# [Exercise instructions]
In the entries below, find every line with "nocturne" and copy it.

A run of records:
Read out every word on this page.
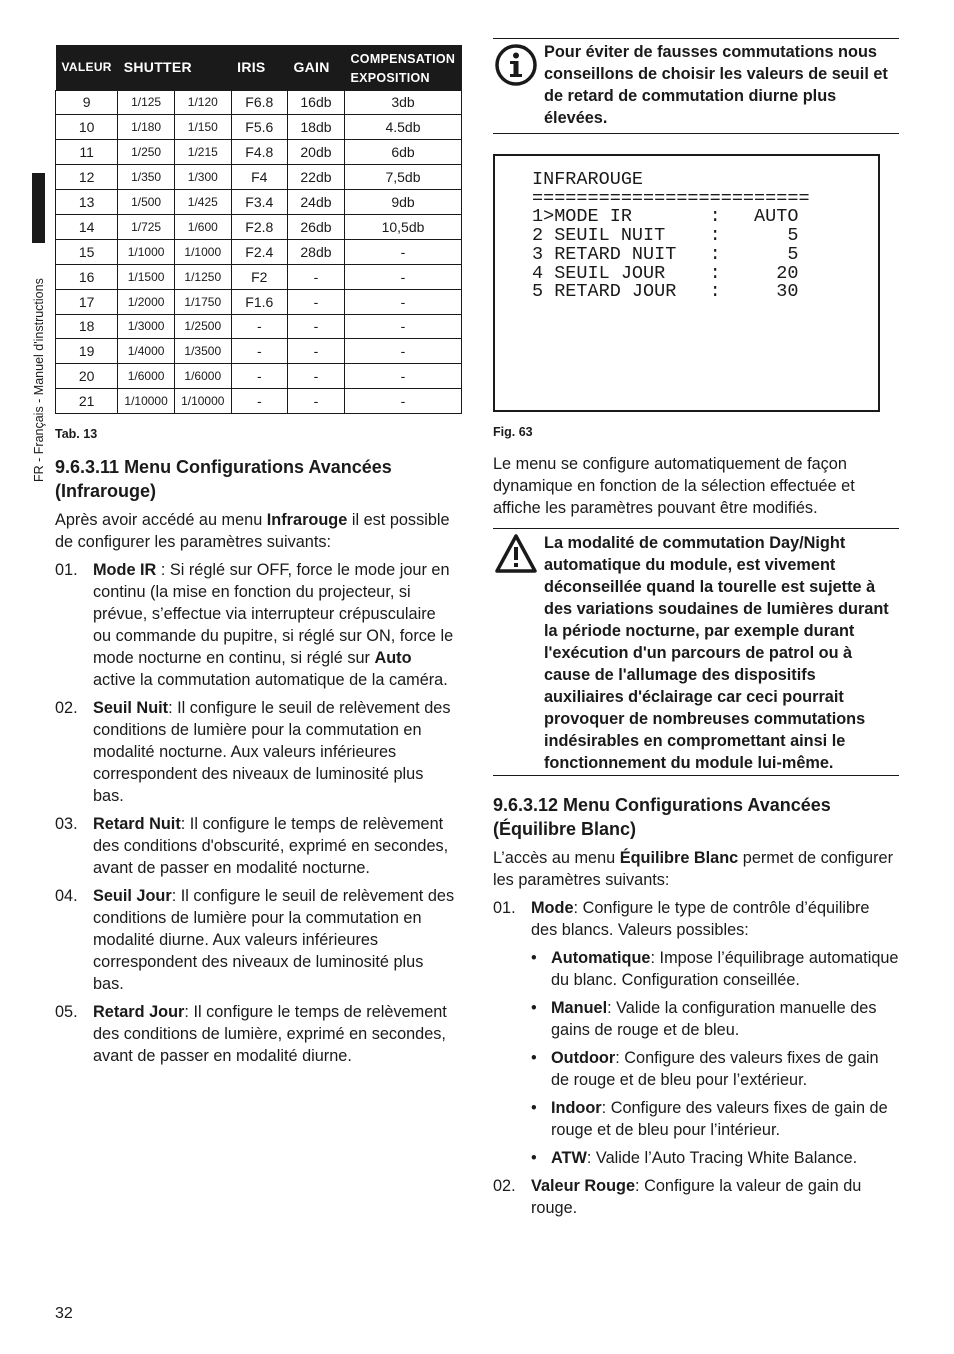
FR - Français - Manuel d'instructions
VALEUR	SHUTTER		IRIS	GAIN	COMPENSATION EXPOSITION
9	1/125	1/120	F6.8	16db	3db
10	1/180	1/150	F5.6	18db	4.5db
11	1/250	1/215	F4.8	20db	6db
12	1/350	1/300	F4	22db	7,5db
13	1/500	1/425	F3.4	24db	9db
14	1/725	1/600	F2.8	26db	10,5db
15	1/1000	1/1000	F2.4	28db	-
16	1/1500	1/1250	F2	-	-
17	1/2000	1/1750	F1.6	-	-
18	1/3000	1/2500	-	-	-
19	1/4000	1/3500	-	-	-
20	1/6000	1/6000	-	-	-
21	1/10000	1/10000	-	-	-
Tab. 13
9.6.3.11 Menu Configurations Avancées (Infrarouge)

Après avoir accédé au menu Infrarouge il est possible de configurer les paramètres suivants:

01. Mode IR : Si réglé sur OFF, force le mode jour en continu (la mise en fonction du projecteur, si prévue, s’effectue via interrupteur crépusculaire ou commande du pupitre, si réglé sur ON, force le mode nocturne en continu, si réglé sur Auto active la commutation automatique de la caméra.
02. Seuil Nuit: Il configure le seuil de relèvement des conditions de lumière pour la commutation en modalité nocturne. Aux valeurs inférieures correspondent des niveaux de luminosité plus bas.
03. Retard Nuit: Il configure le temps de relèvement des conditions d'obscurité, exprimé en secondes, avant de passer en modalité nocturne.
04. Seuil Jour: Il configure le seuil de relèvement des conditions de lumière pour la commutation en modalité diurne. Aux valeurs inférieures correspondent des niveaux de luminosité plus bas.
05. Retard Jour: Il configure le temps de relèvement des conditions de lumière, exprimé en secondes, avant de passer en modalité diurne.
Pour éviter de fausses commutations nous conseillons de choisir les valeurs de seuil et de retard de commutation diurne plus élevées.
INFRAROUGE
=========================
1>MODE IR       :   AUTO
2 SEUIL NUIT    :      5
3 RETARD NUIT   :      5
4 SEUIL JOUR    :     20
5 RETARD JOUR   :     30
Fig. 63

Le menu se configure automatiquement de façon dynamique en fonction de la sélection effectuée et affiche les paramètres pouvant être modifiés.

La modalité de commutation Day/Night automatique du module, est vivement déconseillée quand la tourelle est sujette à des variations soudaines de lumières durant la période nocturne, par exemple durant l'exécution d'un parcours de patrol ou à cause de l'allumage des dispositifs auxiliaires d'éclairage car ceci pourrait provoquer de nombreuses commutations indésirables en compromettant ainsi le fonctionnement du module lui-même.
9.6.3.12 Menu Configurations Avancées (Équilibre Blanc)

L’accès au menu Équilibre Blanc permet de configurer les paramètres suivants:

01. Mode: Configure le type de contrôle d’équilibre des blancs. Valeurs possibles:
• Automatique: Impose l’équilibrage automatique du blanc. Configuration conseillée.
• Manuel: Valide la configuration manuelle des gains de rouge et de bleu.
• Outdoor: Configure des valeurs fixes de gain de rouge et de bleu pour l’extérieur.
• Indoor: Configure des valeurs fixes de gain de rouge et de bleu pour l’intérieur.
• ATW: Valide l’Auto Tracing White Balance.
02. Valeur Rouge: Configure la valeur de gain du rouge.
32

* * *

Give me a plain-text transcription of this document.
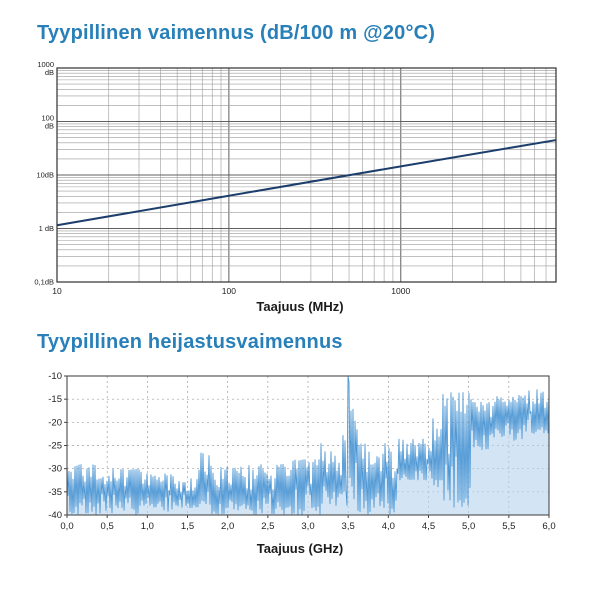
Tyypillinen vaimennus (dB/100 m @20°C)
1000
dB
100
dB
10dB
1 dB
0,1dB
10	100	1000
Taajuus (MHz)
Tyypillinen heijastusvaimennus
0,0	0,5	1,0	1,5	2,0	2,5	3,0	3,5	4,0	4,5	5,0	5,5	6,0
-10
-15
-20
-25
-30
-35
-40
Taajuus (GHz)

# [Response for this exercise]
01. Mode IR : Si réglé sur OFF, force le mode jour en continu (la mise en fonction du projecteur, si prévue, s’effectue via interrupteur crépusculaire ou commande du pupitre, si réglé sur ON, force le mode nocturne en continu, si réglé sur Auto active la commutation automatique de la caméra.
02. Seuil Nuit: Il configure le seuil de relèvement des conditions de lumière pour la commutation en modalité nocturne. Aux valeurs inférieures correspondent des niveaux de luminosité plus bas.
03. Retard Nuit: Il configure le temps de relèvement des conditions d'obscurité, exprimé en secondes, avant de passer en modalité nocturne.
La modalité de commutation Day/Night automatique du module, est vivement déconseillée quand la tourelle est sujette à des variations soudaines de lumières durant la période nocturne, par exemple durant l'exécution d'un parcours de patrol ou à cause de l'allumage des dispositifs auxiliaires d'éclairage car ceci pourrait provoquer de nombreuses commutations indésirables en compromettant ainsi le fonctionnement du module lui-même.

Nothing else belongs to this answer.